Reproduce verbatim every line from the first line of the entries down to and including the line that contains "cart-icon[interactable] bbox=[1659, 27, 1681, 47]".

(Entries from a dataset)
######
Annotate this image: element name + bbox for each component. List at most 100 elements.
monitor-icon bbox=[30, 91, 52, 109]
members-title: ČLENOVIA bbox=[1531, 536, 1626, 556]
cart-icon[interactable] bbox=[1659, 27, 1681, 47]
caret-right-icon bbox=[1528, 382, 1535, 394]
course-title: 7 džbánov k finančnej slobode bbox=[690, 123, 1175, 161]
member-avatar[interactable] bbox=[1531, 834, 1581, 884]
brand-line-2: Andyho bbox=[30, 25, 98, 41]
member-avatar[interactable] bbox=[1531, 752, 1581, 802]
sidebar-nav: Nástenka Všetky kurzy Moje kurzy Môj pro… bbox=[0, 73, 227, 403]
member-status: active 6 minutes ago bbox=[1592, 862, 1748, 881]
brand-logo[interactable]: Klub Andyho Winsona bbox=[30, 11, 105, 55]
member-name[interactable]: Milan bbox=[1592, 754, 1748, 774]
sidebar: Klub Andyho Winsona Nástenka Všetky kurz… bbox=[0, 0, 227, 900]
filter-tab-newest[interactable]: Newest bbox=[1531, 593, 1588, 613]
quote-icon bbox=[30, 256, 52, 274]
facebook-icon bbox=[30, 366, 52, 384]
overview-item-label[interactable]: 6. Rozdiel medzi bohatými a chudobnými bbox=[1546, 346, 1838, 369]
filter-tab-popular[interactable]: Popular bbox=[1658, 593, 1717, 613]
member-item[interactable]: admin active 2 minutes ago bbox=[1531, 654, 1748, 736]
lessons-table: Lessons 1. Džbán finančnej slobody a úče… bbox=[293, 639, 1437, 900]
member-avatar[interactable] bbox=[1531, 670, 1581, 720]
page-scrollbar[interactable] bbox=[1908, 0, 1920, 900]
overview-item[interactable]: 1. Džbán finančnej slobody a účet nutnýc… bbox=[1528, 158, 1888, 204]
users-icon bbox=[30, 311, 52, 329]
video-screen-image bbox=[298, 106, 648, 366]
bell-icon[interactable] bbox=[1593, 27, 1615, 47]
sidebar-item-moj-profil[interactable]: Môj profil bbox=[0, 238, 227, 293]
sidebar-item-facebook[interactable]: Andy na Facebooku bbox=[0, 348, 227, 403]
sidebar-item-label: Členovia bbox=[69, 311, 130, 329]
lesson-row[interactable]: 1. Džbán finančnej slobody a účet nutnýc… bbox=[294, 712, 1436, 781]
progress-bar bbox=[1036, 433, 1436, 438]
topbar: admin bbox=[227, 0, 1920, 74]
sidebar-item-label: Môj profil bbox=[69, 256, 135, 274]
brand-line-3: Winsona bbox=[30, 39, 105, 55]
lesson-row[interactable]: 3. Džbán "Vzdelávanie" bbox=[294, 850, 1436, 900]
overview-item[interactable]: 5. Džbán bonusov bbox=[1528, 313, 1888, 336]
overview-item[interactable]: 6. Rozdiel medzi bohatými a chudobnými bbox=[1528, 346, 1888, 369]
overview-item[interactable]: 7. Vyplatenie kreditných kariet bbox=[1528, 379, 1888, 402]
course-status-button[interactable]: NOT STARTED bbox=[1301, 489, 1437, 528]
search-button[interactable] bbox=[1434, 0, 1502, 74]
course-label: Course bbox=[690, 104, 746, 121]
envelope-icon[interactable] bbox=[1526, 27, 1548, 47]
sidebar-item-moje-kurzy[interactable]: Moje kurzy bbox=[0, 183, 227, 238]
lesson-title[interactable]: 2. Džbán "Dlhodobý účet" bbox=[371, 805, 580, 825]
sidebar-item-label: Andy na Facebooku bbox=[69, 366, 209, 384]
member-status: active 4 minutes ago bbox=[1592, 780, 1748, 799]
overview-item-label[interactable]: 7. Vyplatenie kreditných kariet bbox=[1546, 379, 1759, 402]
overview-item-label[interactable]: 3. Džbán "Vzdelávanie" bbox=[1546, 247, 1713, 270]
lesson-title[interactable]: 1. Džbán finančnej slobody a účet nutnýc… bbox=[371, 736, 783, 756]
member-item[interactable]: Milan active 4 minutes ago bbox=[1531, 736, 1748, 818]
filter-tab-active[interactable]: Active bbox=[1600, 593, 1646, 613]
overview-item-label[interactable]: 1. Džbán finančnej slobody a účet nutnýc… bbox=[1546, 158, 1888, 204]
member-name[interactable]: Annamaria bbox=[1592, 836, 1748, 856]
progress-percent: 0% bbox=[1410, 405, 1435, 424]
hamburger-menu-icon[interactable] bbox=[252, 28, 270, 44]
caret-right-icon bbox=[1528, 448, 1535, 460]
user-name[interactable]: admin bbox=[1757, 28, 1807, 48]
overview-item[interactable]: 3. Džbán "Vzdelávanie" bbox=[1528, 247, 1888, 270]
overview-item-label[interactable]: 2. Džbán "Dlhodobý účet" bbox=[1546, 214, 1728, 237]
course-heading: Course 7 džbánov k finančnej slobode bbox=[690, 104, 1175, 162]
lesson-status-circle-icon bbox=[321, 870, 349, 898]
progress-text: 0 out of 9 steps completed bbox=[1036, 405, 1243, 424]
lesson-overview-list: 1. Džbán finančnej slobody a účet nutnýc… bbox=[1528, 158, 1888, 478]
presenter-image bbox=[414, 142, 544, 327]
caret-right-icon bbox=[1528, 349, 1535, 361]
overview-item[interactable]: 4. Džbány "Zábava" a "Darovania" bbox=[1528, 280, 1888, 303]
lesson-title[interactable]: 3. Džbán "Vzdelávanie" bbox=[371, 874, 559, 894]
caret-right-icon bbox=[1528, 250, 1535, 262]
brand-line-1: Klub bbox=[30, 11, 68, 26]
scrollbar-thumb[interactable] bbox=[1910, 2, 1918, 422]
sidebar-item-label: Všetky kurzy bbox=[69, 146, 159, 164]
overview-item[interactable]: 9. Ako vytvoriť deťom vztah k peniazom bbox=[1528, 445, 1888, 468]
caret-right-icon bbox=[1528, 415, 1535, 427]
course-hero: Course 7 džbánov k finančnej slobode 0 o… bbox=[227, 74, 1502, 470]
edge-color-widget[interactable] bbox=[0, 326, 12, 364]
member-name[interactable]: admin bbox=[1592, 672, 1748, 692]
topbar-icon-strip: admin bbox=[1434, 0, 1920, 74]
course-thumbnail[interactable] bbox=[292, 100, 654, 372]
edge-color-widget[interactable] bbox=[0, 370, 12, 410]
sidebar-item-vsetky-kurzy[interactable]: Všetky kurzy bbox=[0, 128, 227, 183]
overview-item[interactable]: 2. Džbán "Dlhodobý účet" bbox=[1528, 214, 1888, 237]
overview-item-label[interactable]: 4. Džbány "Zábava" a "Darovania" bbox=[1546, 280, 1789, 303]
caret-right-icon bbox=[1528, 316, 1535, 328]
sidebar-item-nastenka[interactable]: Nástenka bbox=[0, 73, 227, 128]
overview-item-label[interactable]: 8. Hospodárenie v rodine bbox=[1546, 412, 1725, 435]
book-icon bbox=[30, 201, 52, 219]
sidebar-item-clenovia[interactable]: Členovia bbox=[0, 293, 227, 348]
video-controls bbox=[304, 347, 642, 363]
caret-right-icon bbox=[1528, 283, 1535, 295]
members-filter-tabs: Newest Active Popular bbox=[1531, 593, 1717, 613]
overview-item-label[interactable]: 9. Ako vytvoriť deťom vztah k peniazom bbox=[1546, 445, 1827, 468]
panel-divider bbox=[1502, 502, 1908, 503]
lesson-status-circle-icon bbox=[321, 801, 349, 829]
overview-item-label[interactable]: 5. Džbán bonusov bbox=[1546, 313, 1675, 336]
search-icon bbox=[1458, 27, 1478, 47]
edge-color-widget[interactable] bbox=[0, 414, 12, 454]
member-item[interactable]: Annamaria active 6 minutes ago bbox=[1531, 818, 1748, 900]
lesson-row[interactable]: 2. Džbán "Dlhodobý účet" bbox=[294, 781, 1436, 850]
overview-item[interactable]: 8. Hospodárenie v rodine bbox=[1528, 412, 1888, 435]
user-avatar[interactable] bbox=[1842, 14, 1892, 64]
######
### REPLY TO THE EXERCISE
Annotate this image: element name + bbox for each component. List at most 100 elements.
monitor-icon bbox=[30, 91, 52, 109]
members-title: ČLENOVIA bbox=[1531, 536, 1626, 556]
cart-icon[interactable] bbox=[1659, 27, 1681, 47]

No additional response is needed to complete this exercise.